For the entries that follow, state how many lines include the word "fullest", giving the number and nothing else.

__Material shown__.
┏━━

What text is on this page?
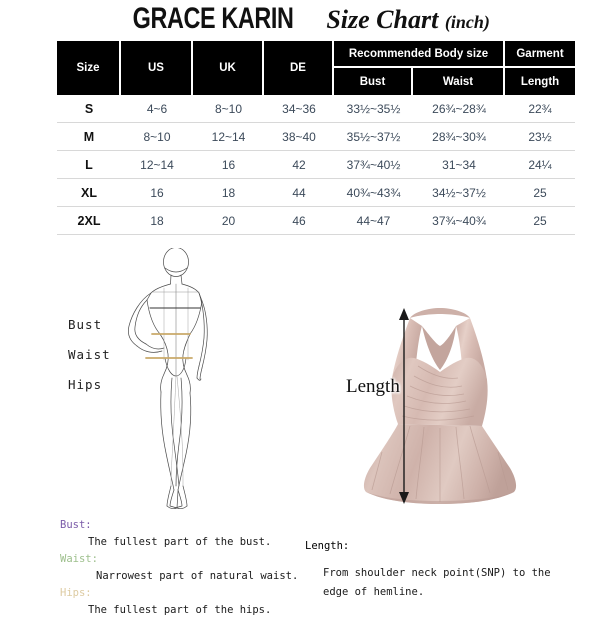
GRACE KARIN Size Chart (inch)
Size	US	UK	DE	Recommended Body size		Garment
				Bust	Waist	Length
S	4~6	8~10	34~36	33½~35½	26¾~28¾	22¾
M	8~10	12~14	38~40	35½~37½	28¾~30¾	23½
L	12~14	16	42	37¾~40½	31~34	24¼
XL	16	18	44	40¾~43¾	34½~37½	25
2XL	18	20	46	44~47	37¾~40¾	25
Bust
Waist
Hips	Length
Bust:
The fullest part of the bust.
Waist:
Narrowest part of natural waist.
Hips:
The fullest part of the hips.
Length:
From shoulder neck point(SNP) to the
edge of hemline.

┗━━

__Full output__. 2